▶ _EXERCISE_:
All lines in which the word "closed" occurs are to be extracted.

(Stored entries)
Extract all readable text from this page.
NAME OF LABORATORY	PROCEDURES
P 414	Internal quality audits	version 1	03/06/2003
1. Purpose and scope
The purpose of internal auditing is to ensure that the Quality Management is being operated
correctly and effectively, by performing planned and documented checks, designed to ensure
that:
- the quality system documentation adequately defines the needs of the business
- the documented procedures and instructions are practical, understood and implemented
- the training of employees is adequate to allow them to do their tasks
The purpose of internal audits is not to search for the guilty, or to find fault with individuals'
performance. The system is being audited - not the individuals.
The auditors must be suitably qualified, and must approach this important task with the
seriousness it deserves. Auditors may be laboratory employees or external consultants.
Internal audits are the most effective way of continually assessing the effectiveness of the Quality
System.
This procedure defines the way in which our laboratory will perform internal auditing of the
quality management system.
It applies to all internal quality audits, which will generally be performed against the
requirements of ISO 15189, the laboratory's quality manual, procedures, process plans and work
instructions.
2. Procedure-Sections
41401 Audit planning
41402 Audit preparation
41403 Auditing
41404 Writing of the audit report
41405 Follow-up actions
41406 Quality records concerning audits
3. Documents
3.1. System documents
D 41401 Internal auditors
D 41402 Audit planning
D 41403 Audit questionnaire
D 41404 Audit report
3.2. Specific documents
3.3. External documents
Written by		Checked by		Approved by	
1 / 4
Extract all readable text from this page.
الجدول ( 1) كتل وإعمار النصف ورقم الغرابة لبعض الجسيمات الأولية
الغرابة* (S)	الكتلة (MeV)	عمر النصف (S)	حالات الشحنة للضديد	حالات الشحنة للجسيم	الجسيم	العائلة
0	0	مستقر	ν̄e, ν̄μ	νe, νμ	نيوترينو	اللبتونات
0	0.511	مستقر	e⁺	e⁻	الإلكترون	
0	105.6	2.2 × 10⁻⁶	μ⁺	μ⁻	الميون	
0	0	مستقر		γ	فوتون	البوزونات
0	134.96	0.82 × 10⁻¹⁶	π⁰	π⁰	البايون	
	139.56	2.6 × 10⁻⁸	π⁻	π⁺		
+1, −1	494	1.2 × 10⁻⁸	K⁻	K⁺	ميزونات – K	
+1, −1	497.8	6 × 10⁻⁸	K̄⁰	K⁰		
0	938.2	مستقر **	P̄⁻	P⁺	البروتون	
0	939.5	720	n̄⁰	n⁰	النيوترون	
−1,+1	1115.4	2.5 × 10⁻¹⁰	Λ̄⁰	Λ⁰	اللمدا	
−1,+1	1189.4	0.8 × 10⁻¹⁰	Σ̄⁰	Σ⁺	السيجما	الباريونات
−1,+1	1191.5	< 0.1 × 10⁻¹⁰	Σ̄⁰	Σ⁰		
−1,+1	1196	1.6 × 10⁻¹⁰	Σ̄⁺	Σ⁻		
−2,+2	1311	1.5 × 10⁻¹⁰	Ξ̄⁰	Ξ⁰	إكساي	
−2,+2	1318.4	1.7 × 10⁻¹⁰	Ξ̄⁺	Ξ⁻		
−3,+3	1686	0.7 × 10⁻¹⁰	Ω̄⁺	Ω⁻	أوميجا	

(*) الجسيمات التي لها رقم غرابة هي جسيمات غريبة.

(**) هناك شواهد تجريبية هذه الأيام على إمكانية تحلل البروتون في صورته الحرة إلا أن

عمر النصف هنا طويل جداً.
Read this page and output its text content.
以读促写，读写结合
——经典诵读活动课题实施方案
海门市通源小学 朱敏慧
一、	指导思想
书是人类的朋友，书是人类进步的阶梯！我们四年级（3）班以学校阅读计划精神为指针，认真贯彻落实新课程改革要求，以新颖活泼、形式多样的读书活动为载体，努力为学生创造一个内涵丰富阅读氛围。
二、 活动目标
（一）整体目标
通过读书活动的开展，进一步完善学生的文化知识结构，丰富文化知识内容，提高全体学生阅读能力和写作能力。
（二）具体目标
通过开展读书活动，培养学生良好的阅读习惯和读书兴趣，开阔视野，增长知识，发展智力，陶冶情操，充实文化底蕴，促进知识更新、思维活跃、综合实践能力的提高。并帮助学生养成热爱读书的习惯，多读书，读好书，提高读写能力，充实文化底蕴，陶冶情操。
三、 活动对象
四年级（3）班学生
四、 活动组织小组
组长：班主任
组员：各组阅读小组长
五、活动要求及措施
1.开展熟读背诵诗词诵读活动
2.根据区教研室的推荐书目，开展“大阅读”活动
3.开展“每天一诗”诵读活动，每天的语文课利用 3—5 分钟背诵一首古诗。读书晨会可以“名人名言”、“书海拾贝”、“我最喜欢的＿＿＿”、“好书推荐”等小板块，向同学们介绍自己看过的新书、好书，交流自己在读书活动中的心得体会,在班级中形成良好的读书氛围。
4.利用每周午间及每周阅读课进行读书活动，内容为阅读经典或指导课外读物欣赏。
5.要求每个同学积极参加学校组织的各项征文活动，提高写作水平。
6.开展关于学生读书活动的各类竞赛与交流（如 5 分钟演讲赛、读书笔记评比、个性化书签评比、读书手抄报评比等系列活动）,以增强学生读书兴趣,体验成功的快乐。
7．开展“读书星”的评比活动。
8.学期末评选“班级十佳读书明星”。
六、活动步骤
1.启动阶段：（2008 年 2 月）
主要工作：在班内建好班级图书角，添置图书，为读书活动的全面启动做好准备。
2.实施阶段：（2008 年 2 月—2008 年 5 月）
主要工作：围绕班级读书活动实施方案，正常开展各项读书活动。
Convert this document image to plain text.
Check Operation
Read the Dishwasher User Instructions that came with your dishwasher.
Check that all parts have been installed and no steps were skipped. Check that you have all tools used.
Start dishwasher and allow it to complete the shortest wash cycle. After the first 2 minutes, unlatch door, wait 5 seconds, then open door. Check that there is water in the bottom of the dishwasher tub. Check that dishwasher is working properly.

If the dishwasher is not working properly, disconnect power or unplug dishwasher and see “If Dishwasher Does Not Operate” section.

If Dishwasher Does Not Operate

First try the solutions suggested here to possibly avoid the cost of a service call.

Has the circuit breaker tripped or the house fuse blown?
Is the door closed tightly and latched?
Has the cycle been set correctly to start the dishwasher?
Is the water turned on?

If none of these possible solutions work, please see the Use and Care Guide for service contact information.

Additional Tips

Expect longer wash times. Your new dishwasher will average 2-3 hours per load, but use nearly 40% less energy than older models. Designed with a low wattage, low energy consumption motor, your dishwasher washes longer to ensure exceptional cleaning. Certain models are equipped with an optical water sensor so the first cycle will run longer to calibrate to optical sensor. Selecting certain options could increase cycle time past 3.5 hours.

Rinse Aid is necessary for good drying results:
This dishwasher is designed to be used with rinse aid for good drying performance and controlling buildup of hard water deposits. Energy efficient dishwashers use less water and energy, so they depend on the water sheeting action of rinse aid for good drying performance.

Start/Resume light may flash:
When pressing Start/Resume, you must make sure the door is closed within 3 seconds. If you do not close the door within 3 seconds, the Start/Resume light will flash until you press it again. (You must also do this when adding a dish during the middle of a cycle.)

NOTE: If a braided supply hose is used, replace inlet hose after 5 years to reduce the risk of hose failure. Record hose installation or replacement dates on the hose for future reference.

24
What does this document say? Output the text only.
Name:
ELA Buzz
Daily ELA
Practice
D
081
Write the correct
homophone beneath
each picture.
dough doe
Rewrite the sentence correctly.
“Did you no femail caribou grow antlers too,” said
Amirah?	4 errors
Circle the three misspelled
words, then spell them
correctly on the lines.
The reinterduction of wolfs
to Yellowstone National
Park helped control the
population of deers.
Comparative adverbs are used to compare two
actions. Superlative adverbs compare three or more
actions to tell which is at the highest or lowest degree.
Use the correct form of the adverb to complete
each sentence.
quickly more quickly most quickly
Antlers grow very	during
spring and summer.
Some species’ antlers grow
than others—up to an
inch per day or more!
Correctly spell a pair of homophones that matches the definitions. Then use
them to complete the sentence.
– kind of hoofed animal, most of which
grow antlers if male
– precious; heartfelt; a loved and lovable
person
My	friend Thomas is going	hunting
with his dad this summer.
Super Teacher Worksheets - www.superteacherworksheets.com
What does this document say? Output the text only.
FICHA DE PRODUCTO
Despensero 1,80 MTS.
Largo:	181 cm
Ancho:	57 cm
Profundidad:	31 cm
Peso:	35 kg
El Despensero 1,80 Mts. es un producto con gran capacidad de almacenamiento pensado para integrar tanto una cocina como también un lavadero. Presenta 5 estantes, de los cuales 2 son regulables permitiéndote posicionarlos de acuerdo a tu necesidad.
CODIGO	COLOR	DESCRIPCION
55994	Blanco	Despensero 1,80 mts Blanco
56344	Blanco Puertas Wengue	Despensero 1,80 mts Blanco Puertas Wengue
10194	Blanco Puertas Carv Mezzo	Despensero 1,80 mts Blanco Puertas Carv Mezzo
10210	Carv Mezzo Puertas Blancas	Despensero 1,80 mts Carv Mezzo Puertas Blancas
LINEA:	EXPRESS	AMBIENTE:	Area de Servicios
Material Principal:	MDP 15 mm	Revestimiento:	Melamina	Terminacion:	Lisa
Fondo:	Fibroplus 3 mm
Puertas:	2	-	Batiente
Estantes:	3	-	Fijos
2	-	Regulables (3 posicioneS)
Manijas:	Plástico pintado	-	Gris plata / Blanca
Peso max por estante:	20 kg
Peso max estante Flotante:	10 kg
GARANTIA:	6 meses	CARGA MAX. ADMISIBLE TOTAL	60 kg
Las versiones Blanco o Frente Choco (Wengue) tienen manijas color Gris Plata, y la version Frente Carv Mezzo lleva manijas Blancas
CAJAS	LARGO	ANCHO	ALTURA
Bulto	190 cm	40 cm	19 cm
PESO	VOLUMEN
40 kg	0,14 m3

▶ _ANSWER FOR THE TASK_:
Is the door closed tightly and latched?
When pressing Start/Resume, you must make sure the door is closed within 3 seconds. If you do not close the door within 3 seconds, the Start/Resume light will flash until you press it again. (You must also do this when adding a dish during the middle of a cycle.)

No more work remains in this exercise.